Opdracht: Neem de regels uit de lijst hieronder ongewijzigd over, te beginnen bij de eerste regel en doorlopend tot en met de regel met "start-frame-field[interactable]: 0.0 <box>20".

##### Te verwerken materiaal

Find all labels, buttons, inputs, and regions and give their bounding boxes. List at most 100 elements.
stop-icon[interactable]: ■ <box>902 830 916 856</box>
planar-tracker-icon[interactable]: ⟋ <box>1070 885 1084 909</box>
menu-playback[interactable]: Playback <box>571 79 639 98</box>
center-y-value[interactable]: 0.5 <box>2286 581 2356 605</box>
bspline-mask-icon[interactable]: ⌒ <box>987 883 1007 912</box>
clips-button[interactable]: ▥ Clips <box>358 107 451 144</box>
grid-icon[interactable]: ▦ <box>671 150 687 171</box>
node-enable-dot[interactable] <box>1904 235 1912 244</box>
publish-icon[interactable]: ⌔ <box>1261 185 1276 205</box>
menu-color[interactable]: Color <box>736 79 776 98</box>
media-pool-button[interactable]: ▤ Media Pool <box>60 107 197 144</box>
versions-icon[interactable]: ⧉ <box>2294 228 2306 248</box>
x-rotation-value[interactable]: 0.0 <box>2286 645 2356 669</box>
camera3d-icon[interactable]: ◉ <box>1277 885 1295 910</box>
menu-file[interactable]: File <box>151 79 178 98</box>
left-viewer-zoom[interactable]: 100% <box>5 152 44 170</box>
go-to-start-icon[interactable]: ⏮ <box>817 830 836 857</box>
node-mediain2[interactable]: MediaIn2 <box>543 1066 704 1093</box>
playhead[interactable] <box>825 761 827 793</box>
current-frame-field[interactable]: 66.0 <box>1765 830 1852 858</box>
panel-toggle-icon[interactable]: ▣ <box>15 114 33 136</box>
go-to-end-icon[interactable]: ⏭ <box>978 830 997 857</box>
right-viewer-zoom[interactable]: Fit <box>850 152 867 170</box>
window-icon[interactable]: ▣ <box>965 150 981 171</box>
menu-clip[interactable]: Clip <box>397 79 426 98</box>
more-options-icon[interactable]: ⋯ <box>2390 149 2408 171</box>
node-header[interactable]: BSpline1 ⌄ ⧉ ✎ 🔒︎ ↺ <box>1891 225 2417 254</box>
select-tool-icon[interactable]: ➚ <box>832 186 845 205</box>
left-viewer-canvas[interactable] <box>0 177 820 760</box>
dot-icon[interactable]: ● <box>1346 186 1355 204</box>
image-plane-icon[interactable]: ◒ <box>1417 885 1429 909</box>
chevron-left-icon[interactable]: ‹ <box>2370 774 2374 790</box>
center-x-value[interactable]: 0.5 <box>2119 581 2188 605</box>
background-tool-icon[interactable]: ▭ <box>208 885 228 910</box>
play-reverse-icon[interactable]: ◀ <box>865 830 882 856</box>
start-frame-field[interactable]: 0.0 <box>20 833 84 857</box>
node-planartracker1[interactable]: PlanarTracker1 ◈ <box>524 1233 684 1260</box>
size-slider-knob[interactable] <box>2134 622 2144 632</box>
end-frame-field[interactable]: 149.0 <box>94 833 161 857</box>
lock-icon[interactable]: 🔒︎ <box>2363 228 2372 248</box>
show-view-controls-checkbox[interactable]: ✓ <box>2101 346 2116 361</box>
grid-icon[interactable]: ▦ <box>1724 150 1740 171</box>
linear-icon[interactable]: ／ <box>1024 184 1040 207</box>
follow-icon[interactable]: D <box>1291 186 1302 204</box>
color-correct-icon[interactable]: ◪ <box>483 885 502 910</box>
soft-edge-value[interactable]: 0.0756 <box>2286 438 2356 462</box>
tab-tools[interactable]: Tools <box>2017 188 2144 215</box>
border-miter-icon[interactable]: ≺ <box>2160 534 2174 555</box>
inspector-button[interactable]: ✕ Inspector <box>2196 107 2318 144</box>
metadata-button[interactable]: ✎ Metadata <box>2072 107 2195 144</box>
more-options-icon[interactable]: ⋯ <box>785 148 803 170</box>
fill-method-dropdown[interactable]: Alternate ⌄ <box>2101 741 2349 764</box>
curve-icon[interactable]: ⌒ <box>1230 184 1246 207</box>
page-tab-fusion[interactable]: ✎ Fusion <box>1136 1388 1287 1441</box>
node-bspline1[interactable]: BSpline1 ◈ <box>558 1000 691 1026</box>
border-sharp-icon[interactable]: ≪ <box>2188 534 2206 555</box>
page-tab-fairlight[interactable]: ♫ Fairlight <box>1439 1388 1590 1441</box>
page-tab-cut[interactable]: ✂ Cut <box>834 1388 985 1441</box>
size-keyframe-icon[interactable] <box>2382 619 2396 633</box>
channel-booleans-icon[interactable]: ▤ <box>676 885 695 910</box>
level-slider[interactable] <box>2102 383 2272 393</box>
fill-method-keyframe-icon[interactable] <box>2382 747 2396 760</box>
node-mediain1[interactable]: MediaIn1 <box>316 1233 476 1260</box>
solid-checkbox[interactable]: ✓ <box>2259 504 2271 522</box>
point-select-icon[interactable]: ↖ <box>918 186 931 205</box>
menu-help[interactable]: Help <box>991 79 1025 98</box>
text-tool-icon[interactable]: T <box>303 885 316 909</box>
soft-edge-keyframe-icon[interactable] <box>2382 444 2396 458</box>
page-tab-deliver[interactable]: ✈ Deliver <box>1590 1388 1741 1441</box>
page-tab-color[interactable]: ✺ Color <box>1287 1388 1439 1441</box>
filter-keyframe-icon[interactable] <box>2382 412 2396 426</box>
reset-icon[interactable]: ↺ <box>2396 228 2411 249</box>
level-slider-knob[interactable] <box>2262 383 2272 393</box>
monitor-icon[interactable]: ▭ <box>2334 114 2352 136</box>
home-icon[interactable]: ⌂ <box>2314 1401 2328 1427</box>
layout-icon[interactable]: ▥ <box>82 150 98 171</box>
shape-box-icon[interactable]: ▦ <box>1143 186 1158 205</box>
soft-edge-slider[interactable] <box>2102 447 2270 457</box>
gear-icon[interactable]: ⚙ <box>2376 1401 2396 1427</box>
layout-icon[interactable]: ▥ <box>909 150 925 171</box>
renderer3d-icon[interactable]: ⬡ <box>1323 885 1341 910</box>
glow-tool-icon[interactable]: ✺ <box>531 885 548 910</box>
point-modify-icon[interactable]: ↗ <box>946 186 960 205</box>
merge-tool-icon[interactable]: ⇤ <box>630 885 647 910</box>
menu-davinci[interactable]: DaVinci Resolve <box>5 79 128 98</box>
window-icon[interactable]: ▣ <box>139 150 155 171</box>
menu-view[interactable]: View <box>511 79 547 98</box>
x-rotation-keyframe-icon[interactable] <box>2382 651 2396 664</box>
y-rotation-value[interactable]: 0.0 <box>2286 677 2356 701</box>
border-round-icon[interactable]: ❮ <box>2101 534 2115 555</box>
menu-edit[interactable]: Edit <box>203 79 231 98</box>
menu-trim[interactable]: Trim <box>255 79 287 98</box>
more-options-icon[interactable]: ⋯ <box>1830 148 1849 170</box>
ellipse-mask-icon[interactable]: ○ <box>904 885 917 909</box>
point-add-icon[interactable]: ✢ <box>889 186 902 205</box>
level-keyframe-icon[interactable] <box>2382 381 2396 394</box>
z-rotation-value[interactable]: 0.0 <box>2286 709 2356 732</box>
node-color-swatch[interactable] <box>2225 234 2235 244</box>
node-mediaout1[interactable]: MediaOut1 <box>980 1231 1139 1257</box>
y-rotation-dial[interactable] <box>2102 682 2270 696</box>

##########

Antwoord:
Find all labels, buttons, inputs, and regions and give their bounding boxes. List at most 100 elements.
stop-icon[interactable]: ■ <box>902 830 916 856</box>
planar-tracker-icon[interactable]: ⟋ <box>1070 885 1084 909</box>
menu-playback[interactable]: Playback <box>571 79 639 98</box>
center-y-value[interactable]: 0.5 <box>2286 581 2356 605</box>
bspline-mask-icon[interactable]: ⌒ <box>987 883 1007 912</box>
clips-button[interactable]: ▥ Clips <box>358 107 451 144</box>
grid-icon[interactable]: ▦ <box>671 150 687 171</box>
node-enable-dot[interactable] <box>1904 235 1912 244</box>
publish-icon[interactable]: ⌔ <box>1261 185 1276 205</box>
menu-color[interactable]: Color <box>736 79 776 98</box>
media-pool-button[interactable]: ▤ Media Pool <box>60 107 197 144</box>
versions-icon[interactable]: ⧉ <box>2294 228 2306 248</box>
x-rotation-value[interactable]: 0.0 <box>2286 645 2356 669</box>
camera3d-icon[interactable]: ◉ <box>1277 885 1295 910</box>
menu-file[interactable]: File <box>151 79 178 98</box>
left-viewer-zoom[interactable]: 100% <box>5 152 44 170</box>
go-to-start-icon[interactable]: ⏮ <box>817 830 836 857</box>
node-mediain2[interactable]: MediaIn2 <box>543 1066 704 1093</box>
playhead[interactable] <box>825 761 827 793</box>
current-frame-field[interactable]: 66.0 <box>1765 830 1852 858</box>
panel-toggle-icon[interactable]: ▣ <box>15 114 33 136</box>
go-to-end-icon[interactable]: ⏭ <box>978 830 997 857</box>
right-viewer-zoom[interactable]: Fit <box>850 152 867 170</box>
window-icon[interactable]: ▣ <box>965 150 981 171</box>
menu-clip[interactable]: Clip <box>397 79 426 98</box>
more-options-icon[interactable]: ⋯ <box>2390 149 2408 171</box>
node-header[interactable]: BSpline1 ⌄ ⧉ ✎ 🔒︎ ↺ <box>1891 225 2417 254</box>
select-tool-icon[interactable]: ➚ <box>832 186 845 205</box>
left-viewer-canvas[interactable] <box>0 177 820 760</box>
dot-icon[interactable]: ● <box>1346 186 1355 204</box>
image-plane-icon[interactable]: ◒ <box>1417 885 1429 909</box>
chevron-left-icon[interactable]: ‹ <box>2370 774 2374 790</box>
center-x-value[interactable]: 0.5 <box>2119 581 2188 605</box>
background-tool-icon[interactable]: ▭ <box>208 885 228 910</box>
play-reverse-icon[interactable]: ◀ <box>865 830 882 856</box>
start-frame-field[interactable]: 0.0 <box>20 833 84 857</box>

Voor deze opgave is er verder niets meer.